• _DATA RECORDS_:
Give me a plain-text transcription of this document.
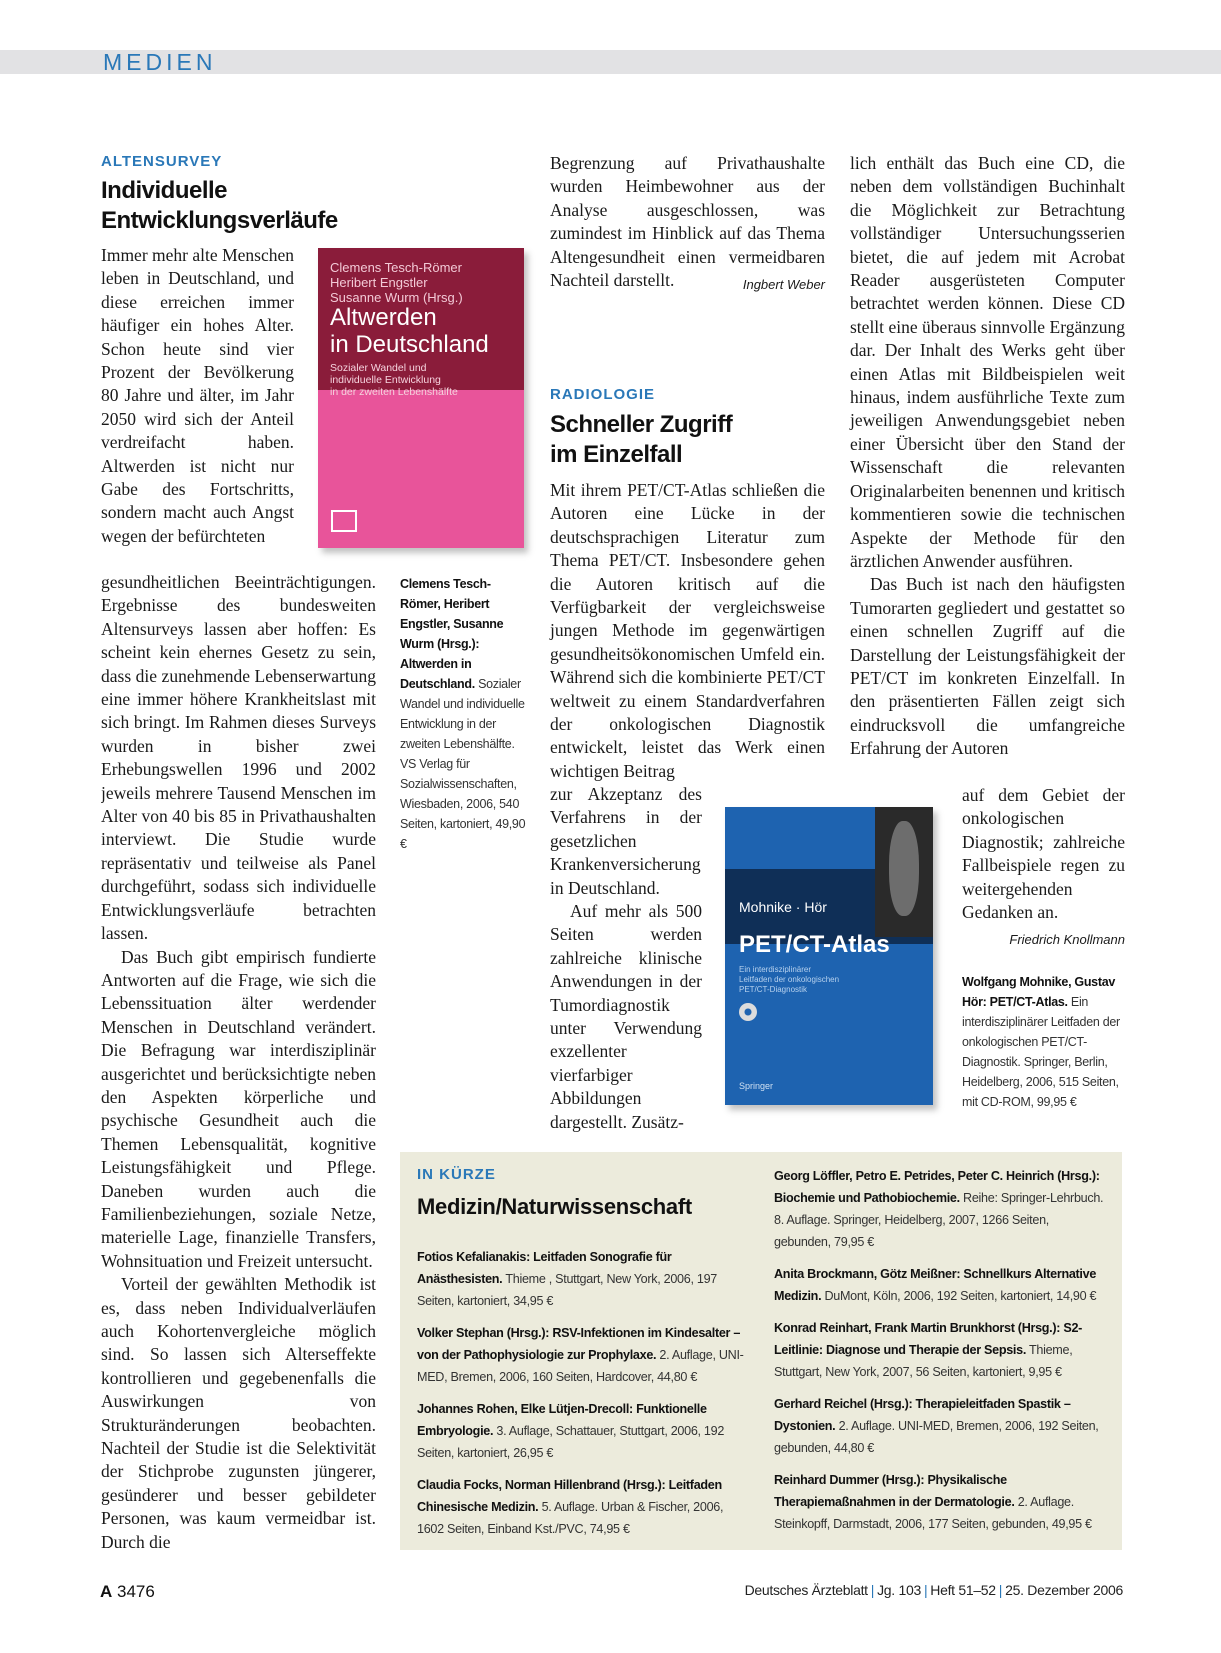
MEDIEN
ALTENSURVEY
Individuelle
Entwicklungsverläufe
Clemens Tesch-Römer
Heribert Engstler
Susanne Wurm (Hrsg.)
Altwerden
in Deutschland
Sozialer Wandel und
individuelle Entwicklung
in der zweiten Lebenshälfte

Immer mehr alte Menschen leben in Deutschland, und diese erreichen immer häufiger ein hohes Alter. Schon heute sind vier Prozent der Bevölkerung 80 Jahre und älter, im Jahr 2050 wird sich der Anteil verdreifacht haben. Altwerden ist nicht nur Gabe des Fortschritts, sondern macht auch Angst wegen der befürchteten

gesundheitlichen Beeinträchtigungen. Ergebnisse des bundesweiten Altensurveys lassen aber hoffen: Es scheint kein ehernes Gesetz zu sein, dass die zunehmende Lebenserwartung eine immer höhere Krankheitslast mit sich bringt. Im Rahmen dieses Surveys wurden in bisher zwei Erhebungswellen 1996 und 2002 jeweils mehrere Tausend Menschen im Alter von 40 bis 85 in Privathaushalten interviewt. Die Studie wurde repräsentativ und teilweise als Panel durchgeführt, sodass sich individuelle Entwicklungsverläufe betrachten lassen.

Das Buch gibt empirisch fundierte Antworten auf die Frage, wie sich die Lebenssituation älter werdender Menschen in Deutschland verändert. Die Befragung war interdisziplinär ausgerichtet und berücksichtigte neben den Aspekten körperliche und psychische Gesundheit auch die Themen Lebensqualität, kognitive Leistungsfähigkeit und Pflege. Daneben wurden auch die Familienbeziehungen, soziale Netze, materielle Lage, finanzielle Transfers, Wohnsituation und Freizeit untersucht.

Vorteil der gewählten Methodik ist es, dass neben Individualverläufen auch Kohortenvergleiche möglich sind. So lassen sich Alterseffekte kontrollieren und gegebenenfalls die Auswirkungen von Strukturänderungen beobachten. Nachteil der Studie ist die Selektivität der Stichprobe zugunsten jüngerer, gesünderer und besser gebildeter Personen, was kaum vermeidbar ist. Durch die

Clemens Tesch-Römer, Heribert Engstler, Susanne Wurm (Hrsg.): Altwerden in Deutschland. Sozialer Wandel und individuelle Entwicklung in der zweiten Lebenshälfte. VS Verlag für Sozialwissenschaften, Wiesbaden, 2006, 540 Seiten, kartoniert, 49,90 €

Begrenzung auf Privathaushalte wurden Heimbewohner aus der Analyse ausgeschlossen, was zumindest im Hinblick auf das Thema Altengesundheit einen vermeidbaren Nachteil darstellt.	Ingbert Weber

RADIOLOGIE
Schneller Zugriff
im Einzelfall

Mit ihrem PET/CT-Atlas schließen die Autoren eine Lücke in der deutschsprachigen Literatur zum Thema PET/CT. Insbesondere gehen die Autoren kritisch auf die Verfügbarkeit der vergleichsweise jungen Methode im gegenwärtigen gesundheitsökonomischen Umfeld ein. Während sich die kombinierte PET/CT weltweit zu einem Standardverfahren der onkologischen Diagnostik entwickelt, leistet das Werk einen wichtigen Beitrag

zur Akzeptanz des Verfahrens in der gesetzlichen Krankenversicherung in Deutschland.

Auf mehr als 500 Seiten werden zahlreiche klinische Anwendungen in der Tumordiagnostik unter Verwendung exzellenter vierfarbiger Abbildungen dargestellt. Zusätz-

Mohnike · Hör
PET/CT-Atlas
Ein interdisziplinärer
Leitfaden der onkologischen
PET/CT-Diagnostik
Springer

lich enthält das Buch eine CD, die neben dem vollständigen Buchinhalt die Möglichkeit zur Betrachtung vollständiger Untersuchungsserien bietet, die auf jedem mit Acrobat Reader ausgerüsteten Computer betrachtet werden können. Diese CD stellt eine überaus sinnvolle Ergänzung dar. Der Inhalt des Werks geht über einen Atlas mit Bildbeispielen weit hinaus, indem ausführliche Texte zum jeweiligen Anwendungsgebiet neben einer Übersicht über den Stand der Wissenschaft die relevanten Originalarbeiten benennen und kritisch kommentieren sowie die technischen Aspekte der Methode für den ärztlichen Anwender ausführen.

Das Buch ist nach den häufigsten Tumorarten gegliedert und gestattet so einen schnellen Zugriff auf die Darstellung der Leistungsfähigkeit der PET/CT im konkreten Einzelfall. In den präsentierten Fällen zeigt sich eindrucksvoll die umfangreiche Erfahrung der Autoren

auf dem Gebiet der onkologischen Diagnostik; zahlreiche Fallbeispiele regen zu weitergehenden Gedanken an.

Friedrich Knollmann
Wolfgang Mohnike, Gustav Hör: PET/CT-Atlas. Ein interdisziplinärer Leitfaden der onkologischen PET/CT-Diagnostik. Springer, Berlin, Heidelberg, 2006, 515 Seiten, mit CD-ROM, 99,95 €
IN KÜRZE
Medizin/Naturwissenschaft
Fotios Kefalianakis: Leitfaden Sonografie für Anästhesisten. Thieme , Stuttgart, New York, 2006, 197 Seiten, kartoniert, 34,95 €
Volker Stephan (Hrsg.): RSV-Infektionen im Kindesalter – von der Pathophysiologie zur Prophylaxe. 2. Auflage, UNI-MED, Bremen, 2006, 160 Seiten, Hardcover, 44,80 €
Johannes Rohen, Elke Lütjen-Drecoll: Funktionelle Embryologie. 3. Auflage, Schattauer, Stuttgart, 2006, 192 Seiten, kartoniert, 26,95 €
Claudia Focks, Norman Hillenbrand (Hrsg.): Leitfaden Chinesische Medizin. 5. Auflage. Urban & Fischer, 2006, 1602 Seiten, Einband Kst./PVC, 74,95 €
Georg Löffler, Petro E. Petrides, Peter C. Heinrich (Hrsg.): Biochemie und Pathobiochemie. Reihe: Springer-Lehrbuch. 8. Auflage. Springer, Heidelberg, 2007, 1266 Seiten, gebunden, 79,95 €
Anita Brockmann, Götz Meißner: Schnellkurs Alternative Medizin. DuMont, Köln, 2006, 192 Seiten, kartoniert, 14,90 €
Konrad Reinhart, Frank Martin Brunkhorst (Hrsg.): S2-Leitlinie: Diagnose und Therapie der Sepsis. Thieme, Stuttgart, New York, 2007, 56 Seiten, kartoniert, 9,95 €
Gerhard Reichel (Hrsg.): Therapieleitfaden Spastik – Dystonien. 2. Auflage. UNI-MED, Bremen, 2006, 192 Seiten, gebunden, 44,80 €
Reinhard Dummer (Hrsg.): Physikalische Therapiemaßnahmen in der Dermatologie. 2. Auflage. Steinkopff, Darmstadt, 2006, 177 Seiten, gebunden, 49,95 €
A 3476	Deutsches Ärzteblatt | Jg. 103 | Heft 51–52 | 25. Dezember 2006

• _DESCRIPTION OF THE TASK_: In repeating the lines above, keep the wording exact and leave every picture out.

• _RESPONSE AREA_:
Give me a plain-text transcription of this document.
MEDIEN
ALTENSURVEY
Individuelle
Entwicklungsverläufe
Clemens Tesch-Römer
Heribert Engstler
Susanne Wurm (Hrsg.)
Altwerden
in Deutschland
Sozialer Wandel und
individuelle Entwicklung
in der zweiten Lebenshälfte

Immer mehr alte Menschen leben in Deutschland, und diese erreichen immer häufiger ein hohes Alter. Schon heute sind vier Prozent der Bevölkerung 80 Jahre und älter, im Jahr 2050 wird sich der Anteil verdreifacht haben. Altwerden ist nicht nur Gabe des Fortschritts, sondern macht auch Angst wegen der befürchteten

gesundheitlichen Beeinträchtigungen. Ergebnisse des bundesweiten Altensurveys lassen aber hoffen: Es scheint kein ehernes Gesetz zu sein, dass die zunehmende Lebenserwartung eine immer höhere Krankheitslast mit sich bringt. Im Rahmen dieses Surveys wurden in bisher zwei Erhebungswellen 1996 und 2002 jeweils mehrere Tausend Menschen im Alter von 40 bis 85 in Privathaushalten interviewt. Die Studie wurde repräsentativ und teilweise als Panel durchgeführt, sodass sich individuelle Entwicklungsverläufe betrachten lassen.

Das Buch gibt empirisch fundierte Antworten auf die Frage, wie sich die Lebenssituation älter werdender Menschen in Deutschland verändert. Die Befragung war interdisziplinär ausgerichtet und berücksichtigte neben den Aspekten körperliche und psychische Gesundheit auch die Themen Lebensqualität, kognitive Leistungsfähigkeit und Pflege. Daneben wurden auch die Familienbeziehungen, soziale Netze, materielle Lage, finanzielle Transfers, Wohnsituation und Freizeit untersucht.

Vorteil der gewählten Methodik ist es, dass neben Individualverläufen auch Kohortenvergleiche möglich sind. So lassen sich Alterseffekte kontrollieren und gegebenenfalls die Auswirkungen von Strukturänderungen beobachten. Nachteil der Studie ist die Selektivität der Stichprobe zugunsten jüngerer, gesünderer und besser gebildeter Personen, was kaum vermeidbar ist. Durch die

Clemens Tesch-Römer, Heribert Engstler, Susanne Wurm (Hrsg.): Altwerden in Deutschland. Sozialer Wandel und individuelle Entwicklung in der zweiten Lebenshälfte. VS Verlag für Sozialwissenschaften, Wiesbaden, 2006, 540 Seiten, kartoniert, 49,90 €

Begrenzung auf Privathaushalte wurden Heimbewohner aus der Analyse ausgeschlossen, was zumindest im Hinblick auf das Thema Altengesundheit einen vermeidbaren Nachteil darstellt.	Ingbert Weber

RADIOLOGIE
Schneller Zugriff
im Einzelfall

Mit ihrem PET/CT-Atlas schließen die Autoren eine Lücke in der deutschsprachigen Literatur zum Thema PET/CT. Insbesondere gehen die Autoren kritisch auf die Verfügbarkeit der vergleichsweise jungen Methode im gegenwärtigen gesundheitsökonomischen Umfeld ein. Während sich die kombinierte PET/CT weltweit zu einem Standardverfahren der onkologischen Diagnostik entwickelt, leistet das Werk einen wichtigen Beitrag

zur Akzeptanz des Verfahrens in der gesetzlichen Krankenversicherung in Deutschland.

Auf mehr als 500 Seiten werden zahlreiche klinische Anwendungen in der Tumordiagnostik unter Verwendung exzellenter vierfarbiger Abbildungen dargestellt. Zusätz-

Mohnike · Hör
PET/CT-Atlas
Ein interdisziplinärer
Leitfaden der onkologischen
PET/CT-Diagnostik
Springer

lich enthält das Buch eine CD, die neben dem vollständigen Buchinhalt die Möglichkeit zur Betrachtung vollständiger Untersuchungsserien bietet, die auf jedem mit Acrobat Reader ausgerüsteten Computer betrachtet werden können. Diese CD stellt eine überaus sinnvolle Ergänzung dar. Der Inhalt des Werks geht über einen Atlas mit Bildbeispielen weit hinaus, indem ausführliche Texte zum jeweiligen Anwendungsgebiet neben einer Übersicht über den Stand der Wissenschaft die relevanten Originalarbeiten benennen und kritisch kommentieren sowie die technischen Aspekte der Methode für den ärztlichen Anwender ausführen.

Das Buch ist nach den häufigsten Tumorarten gegliedert und gestattet so einen schnellen Zugriff auf die Darstellung der Leistungsfähigkeit der PET/CT im konkreten Einzelfall. In den präsentierten Fällen zeigt sich eindrucksvoll die umfangreiche Erfahrung der Autoren

auf dem Gebiet der onkologischen Diagnostik; zahlreiche Fallbeispiele regen zu weitergehenden Gedanken an.

Friedrich Knollmann
Wolfgang Mohnike, Gustav Hör: PET/CT-Atlas. Ein interdisziplinärer Leitfaden der onkologischen PET/CT-Diagnostik. Springer, Berlin, Heidelberg, 2006, 515 Seiten, mit CD-ROM, 99,95 €
IN KÜRZE
Medizin/Naturwissenschaft
Fotios Kefalianakis: Leitfaden Sonografie für Anästhesisten. Thieme , Stuttgart, New York, 2006, 197 Seiten, kartoniert, 34,95 €
Volker Stephan (Hrsg.): RSV-Infektionen im Kindesalter – von der Pathophysiologie zur Prophylaxe. 2. Auflage, UNI-MED, Bremen, 2006, 160 Seiten, Hardcover, 44,80 €
Johannes Rohen, Elke Lütjen-Drecoll: Funktionelle Embryologie. 3. Auflage, Schattauer, Stuttgart, 2006, 192 Seiten, kartoniert, 26,95 €
Claudia Focks, Norman Hillenbrand (Hrsg.): Leitfaden Chinesische Medizin. 5. Auflage. Urban & Fischer, 2006, 1602 Seiten, Einband Kst./PVC, 74,95 €
Georg Löffler, Petro E. Petrides, Peter C. Heinrich (Hrsg.): Biochemie und Pathobiochemie. Reihe: Springer-Lehrbuch. 8. Auflage. Springer, Heidelberg, 2007, 1266 Seiten, gebunden, 79,95 €
Anita Brockmann, Götz Meißner: Schnellkurs Alternative Medizin. DuMont, Köln, 2006, 192 Seiten, kartoniert, 14,90 €
Konrad Reinhart, Frank Martin Brunkhorst (Hrsg.): S2-Leitlinie: Diagnose und Therapie der Sepsis. Thieme, Stuttgart, New York, 2007, 56 Seiten, kartoniert, 9,95 €
Gerhard Reichel (Hrsg.): Therapieleitfaden Spastik – Dystonien. 2. Auflage. UNI-MED, Bremen, 2006, 192 Seiten, gebunden, 44,80 €
Reinhard Dummer (Hrsg.): Physikalische Therapiemaßnahmen in der Dermatologie. 2. Auflage. Steinkopff, Darmstadt, 2006, 177 Seiten, gebunden, 49,95 €
A 3476	Deutsches Ärzteblatt | Jg. 103 | Heft 51–52 | 25. Dezember 2006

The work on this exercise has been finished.